### REQUIRED WORK
Calculate how many lines in the following records hold the word "inpatient", and report that number without comment.

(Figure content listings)
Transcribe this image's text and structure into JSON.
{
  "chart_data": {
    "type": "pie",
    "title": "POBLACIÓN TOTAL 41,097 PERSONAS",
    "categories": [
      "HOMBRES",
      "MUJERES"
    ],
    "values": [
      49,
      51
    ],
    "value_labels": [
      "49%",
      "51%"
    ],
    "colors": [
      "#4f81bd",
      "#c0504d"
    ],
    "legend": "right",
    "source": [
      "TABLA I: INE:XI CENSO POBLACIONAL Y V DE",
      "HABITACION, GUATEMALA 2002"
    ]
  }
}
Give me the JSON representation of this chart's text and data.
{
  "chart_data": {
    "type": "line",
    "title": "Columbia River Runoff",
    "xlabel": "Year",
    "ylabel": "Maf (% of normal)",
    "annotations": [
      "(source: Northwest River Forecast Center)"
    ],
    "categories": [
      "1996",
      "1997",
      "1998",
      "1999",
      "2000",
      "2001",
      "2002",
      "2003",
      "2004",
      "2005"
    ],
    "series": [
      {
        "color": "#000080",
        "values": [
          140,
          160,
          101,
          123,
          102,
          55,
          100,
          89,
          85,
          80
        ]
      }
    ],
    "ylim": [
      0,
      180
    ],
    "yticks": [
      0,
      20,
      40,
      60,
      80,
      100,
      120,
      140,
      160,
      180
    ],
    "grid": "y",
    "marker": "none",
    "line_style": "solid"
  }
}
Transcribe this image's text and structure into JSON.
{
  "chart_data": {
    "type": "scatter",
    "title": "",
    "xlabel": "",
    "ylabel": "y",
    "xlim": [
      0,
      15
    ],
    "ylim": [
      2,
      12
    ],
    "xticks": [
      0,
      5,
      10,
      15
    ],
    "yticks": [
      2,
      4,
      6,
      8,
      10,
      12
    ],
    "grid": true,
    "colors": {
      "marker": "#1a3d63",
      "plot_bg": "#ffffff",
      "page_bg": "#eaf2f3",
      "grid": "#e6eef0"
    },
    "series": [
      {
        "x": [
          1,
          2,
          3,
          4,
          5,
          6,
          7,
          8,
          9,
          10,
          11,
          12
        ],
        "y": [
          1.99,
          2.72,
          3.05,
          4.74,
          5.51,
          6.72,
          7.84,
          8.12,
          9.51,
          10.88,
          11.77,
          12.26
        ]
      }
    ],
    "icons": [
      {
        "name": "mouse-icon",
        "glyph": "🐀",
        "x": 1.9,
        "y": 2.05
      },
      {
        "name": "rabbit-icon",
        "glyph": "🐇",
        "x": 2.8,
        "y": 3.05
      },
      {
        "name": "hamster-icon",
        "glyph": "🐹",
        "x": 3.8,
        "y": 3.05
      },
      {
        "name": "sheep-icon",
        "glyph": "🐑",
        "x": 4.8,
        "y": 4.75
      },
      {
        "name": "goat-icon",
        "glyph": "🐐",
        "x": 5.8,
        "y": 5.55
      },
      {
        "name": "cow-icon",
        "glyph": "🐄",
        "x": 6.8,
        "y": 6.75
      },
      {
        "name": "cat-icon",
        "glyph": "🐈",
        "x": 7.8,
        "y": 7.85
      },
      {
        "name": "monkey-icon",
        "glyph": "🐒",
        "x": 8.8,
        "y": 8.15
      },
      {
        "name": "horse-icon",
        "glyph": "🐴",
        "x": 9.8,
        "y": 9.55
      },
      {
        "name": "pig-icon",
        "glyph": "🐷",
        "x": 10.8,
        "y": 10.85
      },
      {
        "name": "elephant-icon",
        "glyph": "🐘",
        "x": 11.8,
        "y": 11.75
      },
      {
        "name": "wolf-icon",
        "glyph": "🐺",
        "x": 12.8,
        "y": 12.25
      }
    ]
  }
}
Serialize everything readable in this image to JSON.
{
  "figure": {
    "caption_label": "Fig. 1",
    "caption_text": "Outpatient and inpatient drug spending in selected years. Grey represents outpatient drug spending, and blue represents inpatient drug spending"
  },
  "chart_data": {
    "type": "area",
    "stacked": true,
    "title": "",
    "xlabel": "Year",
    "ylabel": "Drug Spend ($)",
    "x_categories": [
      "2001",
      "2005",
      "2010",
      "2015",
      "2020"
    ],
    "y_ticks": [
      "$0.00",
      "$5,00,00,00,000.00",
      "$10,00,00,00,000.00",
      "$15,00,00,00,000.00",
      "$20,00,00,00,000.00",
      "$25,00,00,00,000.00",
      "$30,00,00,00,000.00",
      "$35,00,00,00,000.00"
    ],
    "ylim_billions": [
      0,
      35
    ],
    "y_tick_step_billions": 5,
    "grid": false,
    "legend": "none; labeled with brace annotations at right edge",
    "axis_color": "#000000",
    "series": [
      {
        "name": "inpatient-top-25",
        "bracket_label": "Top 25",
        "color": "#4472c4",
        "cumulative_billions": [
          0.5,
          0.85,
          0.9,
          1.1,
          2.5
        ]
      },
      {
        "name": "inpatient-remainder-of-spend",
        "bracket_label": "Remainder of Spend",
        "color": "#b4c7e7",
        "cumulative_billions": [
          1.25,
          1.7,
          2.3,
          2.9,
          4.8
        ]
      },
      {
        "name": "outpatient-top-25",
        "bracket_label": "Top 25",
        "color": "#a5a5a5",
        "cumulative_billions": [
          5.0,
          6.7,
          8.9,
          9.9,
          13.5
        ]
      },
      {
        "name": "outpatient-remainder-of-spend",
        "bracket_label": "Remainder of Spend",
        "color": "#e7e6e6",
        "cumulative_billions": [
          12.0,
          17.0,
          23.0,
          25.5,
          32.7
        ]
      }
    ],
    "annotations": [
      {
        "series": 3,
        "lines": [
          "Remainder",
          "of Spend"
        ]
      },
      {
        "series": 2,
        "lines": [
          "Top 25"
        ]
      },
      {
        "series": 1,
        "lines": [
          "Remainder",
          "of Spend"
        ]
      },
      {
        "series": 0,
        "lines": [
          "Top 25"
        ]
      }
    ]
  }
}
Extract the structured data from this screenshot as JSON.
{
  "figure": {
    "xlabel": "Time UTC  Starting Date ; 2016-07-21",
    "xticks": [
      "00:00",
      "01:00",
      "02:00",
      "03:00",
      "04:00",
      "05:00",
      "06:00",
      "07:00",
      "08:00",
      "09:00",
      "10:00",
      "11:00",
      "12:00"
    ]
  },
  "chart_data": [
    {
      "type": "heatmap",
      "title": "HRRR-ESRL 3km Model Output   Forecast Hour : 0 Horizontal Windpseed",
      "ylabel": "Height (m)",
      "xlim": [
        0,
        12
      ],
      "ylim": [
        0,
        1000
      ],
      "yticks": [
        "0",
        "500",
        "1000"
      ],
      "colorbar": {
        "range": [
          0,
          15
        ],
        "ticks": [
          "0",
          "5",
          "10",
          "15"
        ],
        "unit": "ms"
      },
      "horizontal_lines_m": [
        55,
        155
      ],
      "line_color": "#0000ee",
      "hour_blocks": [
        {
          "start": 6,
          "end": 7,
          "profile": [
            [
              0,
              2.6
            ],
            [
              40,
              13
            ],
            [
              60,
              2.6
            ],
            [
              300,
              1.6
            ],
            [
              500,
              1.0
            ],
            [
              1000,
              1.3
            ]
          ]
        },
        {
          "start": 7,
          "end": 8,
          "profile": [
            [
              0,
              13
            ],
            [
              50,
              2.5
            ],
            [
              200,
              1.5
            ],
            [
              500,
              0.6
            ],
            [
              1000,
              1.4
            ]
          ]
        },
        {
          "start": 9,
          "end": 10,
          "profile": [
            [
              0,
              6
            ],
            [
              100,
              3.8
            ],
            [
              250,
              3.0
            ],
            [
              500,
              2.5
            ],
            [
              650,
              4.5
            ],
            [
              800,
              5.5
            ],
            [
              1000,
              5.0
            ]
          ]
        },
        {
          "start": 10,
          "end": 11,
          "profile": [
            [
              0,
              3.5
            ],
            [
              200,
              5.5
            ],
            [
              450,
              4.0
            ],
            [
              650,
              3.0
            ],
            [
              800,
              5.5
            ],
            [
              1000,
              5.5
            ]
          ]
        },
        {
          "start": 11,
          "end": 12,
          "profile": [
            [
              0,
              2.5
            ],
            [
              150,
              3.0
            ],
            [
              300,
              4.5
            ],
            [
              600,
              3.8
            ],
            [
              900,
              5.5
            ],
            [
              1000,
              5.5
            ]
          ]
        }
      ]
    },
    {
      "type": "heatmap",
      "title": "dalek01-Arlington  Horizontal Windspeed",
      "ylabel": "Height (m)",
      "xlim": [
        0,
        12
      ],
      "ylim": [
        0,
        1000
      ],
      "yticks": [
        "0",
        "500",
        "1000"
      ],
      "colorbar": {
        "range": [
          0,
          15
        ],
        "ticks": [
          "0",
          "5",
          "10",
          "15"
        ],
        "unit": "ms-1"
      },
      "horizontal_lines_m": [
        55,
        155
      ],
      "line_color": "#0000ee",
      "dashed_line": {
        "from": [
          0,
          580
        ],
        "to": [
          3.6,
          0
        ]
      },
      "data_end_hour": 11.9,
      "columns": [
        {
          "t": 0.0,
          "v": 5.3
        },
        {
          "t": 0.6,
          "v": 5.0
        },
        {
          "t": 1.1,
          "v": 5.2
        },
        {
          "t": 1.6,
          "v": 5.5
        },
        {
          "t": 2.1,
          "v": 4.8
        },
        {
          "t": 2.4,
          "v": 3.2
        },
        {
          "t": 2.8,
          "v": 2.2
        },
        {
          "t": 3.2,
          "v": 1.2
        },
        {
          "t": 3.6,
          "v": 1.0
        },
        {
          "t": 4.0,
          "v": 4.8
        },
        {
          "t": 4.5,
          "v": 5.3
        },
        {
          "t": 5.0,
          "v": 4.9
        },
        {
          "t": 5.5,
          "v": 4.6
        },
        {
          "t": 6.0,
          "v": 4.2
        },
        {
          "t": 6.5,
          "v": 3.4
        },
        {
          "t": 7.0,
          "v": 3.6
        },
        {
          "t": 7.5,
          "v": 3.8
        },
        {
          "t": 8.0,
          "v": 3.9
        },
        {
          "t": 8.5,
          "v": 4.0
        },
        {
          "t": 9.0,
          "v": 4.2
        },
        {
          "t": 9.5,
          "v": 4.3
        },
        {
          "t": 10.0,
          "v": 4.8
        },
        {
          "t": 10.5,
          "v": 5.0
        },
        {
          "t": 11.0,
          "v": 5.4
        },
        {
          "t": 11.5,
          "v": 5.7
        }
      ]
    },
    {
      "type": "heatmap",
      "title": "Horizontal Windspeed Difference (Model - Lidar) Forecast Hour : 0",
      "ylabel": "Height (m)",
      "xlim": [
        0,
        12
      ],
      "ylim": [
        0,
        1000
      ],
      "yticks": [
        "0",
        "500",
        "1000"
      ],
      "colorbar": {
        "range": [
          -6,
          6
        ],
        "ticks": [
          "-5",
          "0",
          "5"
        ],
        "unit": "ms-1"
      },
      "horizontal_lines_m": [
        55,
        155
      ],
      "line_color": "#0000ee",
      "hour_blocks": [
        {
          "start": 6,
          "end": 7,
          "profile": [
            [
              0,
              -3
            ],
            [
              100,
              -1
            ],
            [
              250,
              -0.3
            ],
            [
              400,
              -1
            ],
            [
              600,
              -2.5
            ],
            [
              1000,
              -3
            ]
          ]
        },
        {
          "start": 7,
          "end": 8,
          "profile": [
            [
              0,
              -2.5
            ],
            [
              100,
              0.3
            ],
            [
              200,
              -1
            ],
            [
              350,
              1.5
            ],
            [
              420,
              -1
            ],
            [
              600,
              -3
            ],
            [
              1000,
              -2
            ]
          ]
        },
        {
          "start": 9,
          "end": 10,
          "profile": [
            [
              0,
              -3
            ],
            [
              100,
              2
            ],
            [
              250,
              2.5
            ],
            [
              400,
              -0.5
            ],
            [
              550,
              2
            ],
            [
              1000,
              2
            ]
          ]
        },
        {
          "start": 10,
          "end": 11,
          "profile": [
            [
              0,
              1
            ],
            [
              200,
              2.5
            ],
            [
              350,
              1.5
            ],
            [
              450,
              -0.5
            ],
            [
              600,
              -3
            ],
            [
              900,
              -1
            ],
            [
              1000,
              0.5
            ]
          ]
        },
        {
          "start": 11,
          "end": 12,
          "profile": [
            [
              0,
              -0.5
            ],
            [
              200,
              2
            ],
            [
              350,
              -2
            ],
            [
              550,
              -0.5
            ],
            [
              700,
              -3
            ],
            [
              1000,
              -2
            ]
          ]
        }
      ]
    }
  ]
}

### ANSWER FOR THE TASK
3